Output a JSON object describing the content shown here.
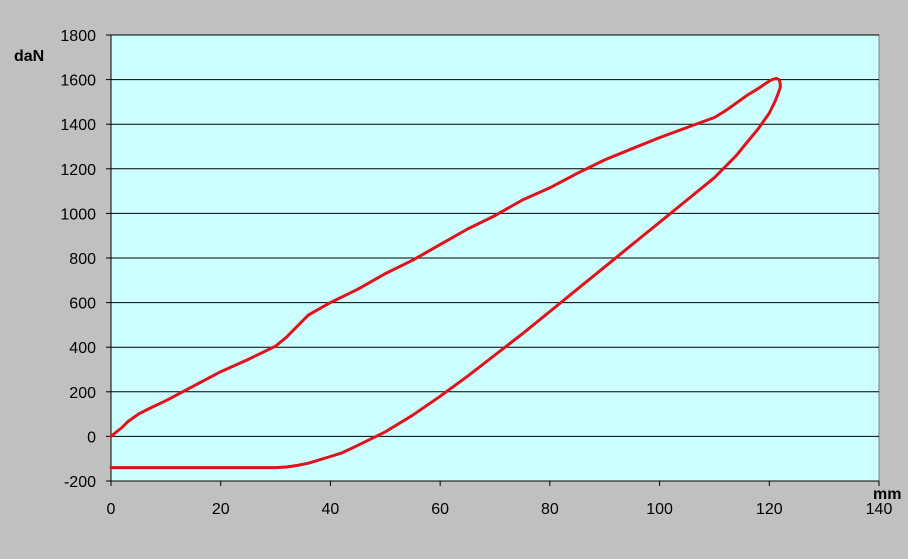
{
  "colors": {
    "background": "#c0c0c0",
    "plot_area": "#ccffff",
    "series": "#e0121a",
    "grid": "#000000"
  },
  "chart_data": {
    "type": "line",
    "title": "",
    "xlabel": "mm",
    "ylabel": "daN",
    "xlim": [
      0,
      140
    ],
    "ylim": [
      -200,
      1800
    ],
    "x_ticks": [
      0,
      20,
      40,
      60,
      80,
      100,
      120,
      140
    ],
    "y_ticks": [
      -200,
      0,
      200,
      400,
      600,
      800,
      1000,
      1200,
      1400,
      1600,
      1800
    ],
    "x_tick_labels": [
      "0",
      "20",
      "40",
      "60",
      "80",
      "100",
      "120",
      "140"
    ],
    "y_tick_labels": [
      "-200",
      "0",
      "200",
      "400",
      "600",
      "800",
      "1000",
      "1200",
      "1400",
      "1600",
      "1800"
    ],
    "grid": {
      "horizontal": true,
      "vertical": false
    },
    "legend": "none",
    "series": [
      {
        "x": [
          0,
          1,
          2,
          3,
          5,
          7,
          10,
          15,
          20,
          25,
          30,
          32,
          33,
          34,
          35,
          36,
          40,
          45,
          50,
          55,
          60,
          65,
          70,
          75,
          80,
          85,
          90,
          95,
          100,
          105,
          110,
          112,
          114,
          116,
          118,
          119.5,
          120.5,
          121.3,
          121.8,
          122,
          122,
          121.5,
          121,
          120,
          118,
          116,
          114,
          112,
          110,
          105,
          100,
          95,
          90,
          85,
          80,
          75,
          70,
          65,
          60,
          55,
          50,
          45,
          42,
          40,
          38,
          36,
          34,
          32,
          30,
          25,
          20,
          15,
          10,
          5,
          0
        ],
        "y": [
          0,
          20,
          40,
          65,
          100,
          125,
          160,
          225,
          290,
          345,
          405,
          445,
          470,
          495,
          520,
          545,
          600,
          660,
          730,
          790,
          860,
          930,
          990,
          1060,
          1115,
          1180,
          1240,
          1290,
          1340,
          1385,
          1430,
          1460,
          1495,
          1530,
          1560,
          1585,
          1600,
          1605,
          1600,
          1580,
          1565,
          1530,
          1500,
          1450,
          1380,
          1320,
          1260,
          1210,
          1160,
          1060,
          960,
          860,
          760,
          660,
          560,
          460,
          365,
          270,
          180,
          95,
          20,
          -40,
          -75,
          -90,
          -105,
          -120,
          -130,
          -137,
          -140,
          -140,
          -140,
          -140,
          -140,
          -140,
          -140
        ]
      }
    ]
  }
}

----------------

What the task requires:
Pictures stay out; repeat all the rest of the records exactly.

Response below:
Output a JSON object describing the content shown here.
{
  "colors": {
    "background": "#c0c0c0",
    "plot_area": "#ccffff",
    "series": "#e0121a",
    "grid": "#000000"
  },
  "chart_data": {
    "type": "line",
    "title": "",
    "xlabel": "mm",
    "ylabel": "daN",
    "xlim": [
      0,
      140
    ],
    "ylim": [
      -200,
      1800
    ],
    "x_ticks": [
      0,
      20,
      40,
      60,
      80,
      100,
      120,
      140
    ],
    "y_ticks": [
      -200,
      0,
      200,
      400,
      600,
      800,
      1000,
      1200,
      1400,
      1600,
      1800
    ],
    "x_tick_labels": [
      "0",
      "20",
      "40",
      "60",
      "80",
      "100",
      "120",
      "140"
    ],
    "y_tick_labels": [
      "-200",
      "0",
      "200",
      "400",
      "600",
      "800",
      "1000",
      "1200",
      "1400",
      "1600",
      "1800"
    ],
    "grid": {
      "horizontal": true,
      "vertical": false
    },
    "legend": "none",
    "series": [
      {
        "x": [
          0,
          1,
          2,
          3,
          5,
          7,
          10,
          15,
          20,
          25,
          30,
          32,
          33,
          34,
          35,
          36,
          40,
          45,
          50,
          55,
          60,
          65,
          70,
          75,
          80,
          85,
          90,
          95,
          100,
          105,
          110,
          112,
          114,
          116,
          118,
          119.5,
          120.5,
          121.3,
          121.8,
          122,
          122,
          121.5,
          121,
          120,
          118,
          116,
          114,
          112,
          110,
          105,
          100,
          95,
          90,
          85,
          80,
          75,
          70,
          65,
          60,
          55,
          50,
          45,
          42,
          40,
          38,
          36,
          34,
          32,
          30,
          25,
          20,
          15,
          10,
          5,
          0
        ],
        "y": [
          0,
          20,
          40,
          65,
          100,
          125,
          160,
          225,
          290,
          345,
          405,
          445,
          470,
          495,
          520,
          545,
          600,
          660,
          730,
          790,
          860,
          930,
          990,
          1060,
          1115,
          1180,
          1240,
          1290,
          1340,
          1385,
          1430,
          1460,
          1495,
          1530,
          1560,
          1585,
          1600,
          1605,
          1600,
          1580,
          1565,
          1530,
          1500,
          1450,
          1380,
          1320,
          1260,
          1210,
          1160,
          1060,
          960,
          860,
          760,
          660,
          560,
          460,
          365,
          270,
          180,
          95,
          20,
          -40,
          -75,
          -90,
          -105,
          -120,
          -130,
          -137,
          -140,
          -140,
          -140,
          -140,
          -140,
          -140,
          -140
        ]
      }
    ]
  }
}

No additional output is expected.